# Records excerpted from a collection
# # # # #

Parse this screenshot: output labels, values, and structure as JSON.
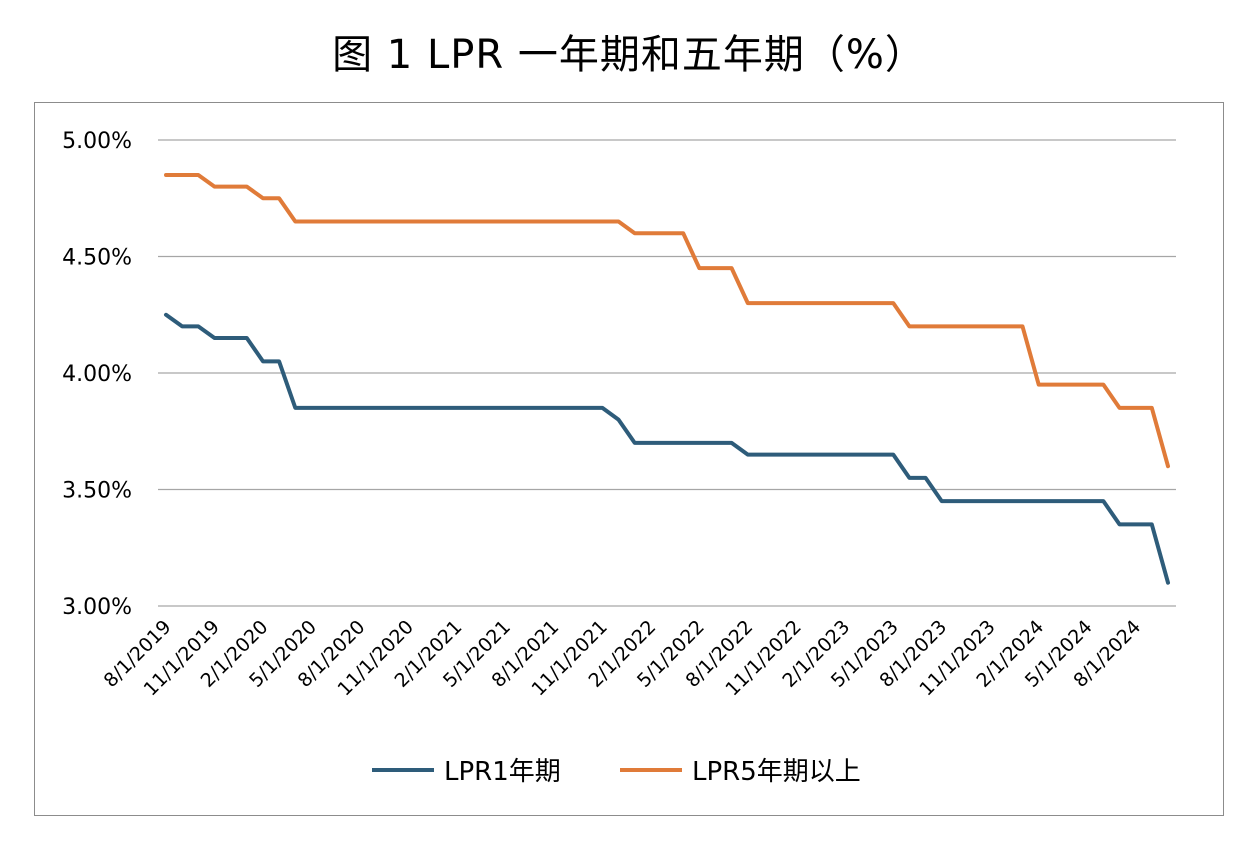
{
  "chart_data": {
    "type": "line",
    "title": "图 1 LPR 一年期和五年期（%）",
    "ylim": [
      3.0,
      5.0
    ],
    "y_ticks": [
      "3.00%",
      "3.50%",
      "4.00%",
      "4.50%",
      "5.00%"
    ],
    "y_tick_values": [
      3.0,
      3.5,
      4.0,
      4.5,
      5.0
    ],
    "x_tick_labels": [
      "8/1/2019",
      "11/1/2019",
      "2/1/2020",
      "5/1/2020",
      "8/1/2020",
      "11/1/2020",
      "2/1/2021",
      "5/1/2021",
      "8/1/2021",
      "11/1/2021",
      "2/1/2022",
      "5/1/2022",
      "8/1/2022",
      "11/1/2022",
      "2/1/2023",
      "5/1/2023",
      "8/1/2023",
      "11/1/2023",
      "2/1/2024",
      "5/1/2024",
      "8/1/2024"
    ],
    "grid": true,
    "legend_position": "bottom",
    "series": [
      {
        "name": "LPR1年期",
        "color": "#2e5c7a",
        "points": [
          [
            "2019-08",
            4.25
          ],
          [
            "2019-09",
            4.2
          ],
          [
            "2019-10",
            4.2
          ],
          [
            "2019-11",
            4.15
          ],
          [
            "2019-12",
            4.15
          ],
          [
            "2020-01",
            4.15
          ],
          [
            "2020-02",
            4.05
          ],
          [
            "2020-03",
            4.05
          ],
          [
            "2020-04",
            3.85
          ],
          [
            "2021-11",
            3.85
          ],
          [
            "2021-12",
            3.8
          ],
          [
            "2022-01",
            3.7
          ],
          [
            "2022-07",
            3.7
          ],
          [
            "2022-08",
            3.65
          ],
          [
            "2023-05",
            3.65
          ],
          [
            "2023-06",
            3.55
          ],
          [
            "2023-07",
            3.55
          ],
          [
            "2023-08",
            3.45
          ],
          [
            "2024-06",
            3.45
          ],
          [
            "2024-07",
            3.35
          ],
          [
            "2024-09",
            3.35
          ],
          [
            "2024-10",
            3.1
          ]
        ]
      },
      {
        "name": "LPR5年期以上",
        "color": "#e07b39",
        "points": [
          [
            "2019-08",
            4.85
          ],
          [
            "2019-10",
            4.85
          ],
          [
            "2019-11",
            4.8
          ],
          [
            "2020-01",
            4.8
          ],
          [
            "2020-02",
            4.75
          ],
          [
            "2020-03",
            4.75
          ],
          [
            "2020-04",
            4.65
          ],
          [
            "2021-12",
            4.65
          ],
          [
            "2022-01",
            4.6
          ],
          [
            "2022-04",
            4.6
          ],
          [
            "2022-05",
            4.45
          ],
          [
            "2022-07",
            4.45
          ],
          [
            "2022-08",
            4.3
          ],
          [
            "2023-05",
            4.3
          ],
          [
            "2023-06",
            4.2
          ],
          [
            "2024-01",
            4.2
          ],
          [
            "2024-02",
            3.95
          ],
          [
            "2024-06",
            3.95
          ],
          [
            "2024-07",
            3.85
          ],
          [
            "2024-09",
            3.85
          ],
          [
            "2024-10",
            3.6
          ]
        ]
      }
    ]
  }
}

# # # # #

# Written instruction
Above are the records; reproduce them exactly and leave out the pictures.

# Task solution
Parse this screenshot: output labels, values, and structure as JSON.
{
  "chart_data": {
    "type": "line",
    "title": "图 1 LPR 一年期和五年期（%）",
    "ylim": [
      3.0,
      5.0
    ],
    "y_ticks": [
      "3.00%",
      "3.50%",
      "4.00%",
      "4.50%",
      "5.00%"
    ],
    "y_tick_values": [
      3.0,
      3.5,
      4.0,
      4.5,
      5.0
    ],
    "x_tick_labels": [
      "8/1/2019",
      "11/1/2019",
      "2/1/2020",
      "5/1/2020",
      "8/1/2020",
      "11/1/2020",
      "2/1/2021",
      "5/1/2021",
      "8/1/2021",
      "11/1/2021",
      "2/1/2022",
      "5/1/2022",
      "8/1/2022",
      "11/1/2022",
      "2/1/2023",
      "5/1/2023",
      "8/1/2023",
      "11/1/2023",
      "2/1/2024",
      "5/1/2024",
      "8/1/2024"
    ],
    "grid": true,
    "legend_position": "bottom",
    "series": [
      {
        "name": "LPR1年期",
        "color": "#2e5c7a",
        "points": [
          [
            "2019-08",
            4.25
          ],
          [
            "2019-09",
            4.2
          ],
          [
            "2019-10",
            4.2
          ],
          [
            "2019-11",
            4.15
          ],
          [
            "2019-12",
            4.15
          ],
          [
            "2020-01",
            4.15
          ],
          [
            "2020-02",
            4.05
          ],
          [
            "2020-03",
            4.05
          ],
          [
            "2020-04",
            3.85
          ],
          [
            "2021-11",
            3.85
          ],
          [
            "2021-12",
            3.8
          ],
          [
            "2022-01",
            3.7
          ],
          [
            "2022-07",
            3.7
          ],
          [
            "2022-08",
            3.65
          ],
          [
            "2023-05",
            3.65
          ],
          [
            "2023-06",
            3.55
          ],
          [
            "2023-07",
            3.55
          ],
          [
            "2023-08",
            3.45
          ],
          [
            "2024-06",
            3.45
          ],
          [
            "2024-07",
            3.35
          ],
          [
            "2024-09",
            3.35
          ],
          [
            "2024-10",
            3.1
          ]
        ]
      },
      {
        "name": "LPR5年期以上",
        "color": "#e07b39",
        "points": [
          [
            "2019-08",
            4.85
          ],
          [
            "2019-10",
            4.85
          ],
          [
            "2019-11",
            4.8
          ],
          [
            "2020-01",
            4.8
          ],
          [
            "2020-02",
            4.75
          ],
          [
            "2020-03",
            4.75
          ],
          [
            "2020-04",
            4.65
          ],
          [
            "2021-12",
            4.65
          ],
          [
            "2022-01",
            4.6
          ],
          [
            "2022-04",
            4.6
          ],
          [
            "2022-05",
            4.45
          ],
          [
            "2022-07",
            4.45
          ],
          [
            "2022-08",
            4.3
          ],
          [
            "2023-05",
            4.3
          ],
          [
            "2023-06",
            4.2
          ],
          [
            "2024-01",
            4.2
          ],
          [
            "2024-02",
            3.95
          ],
          [
            "2024-06",
            3.95
          ],
          [
            "2024-07",
            3.85
          ],
          [
            "2024-09",
            3.85
          ],
          [
            "2024-10",
            3.6
          ]
        ]
      }
    ]
  }
}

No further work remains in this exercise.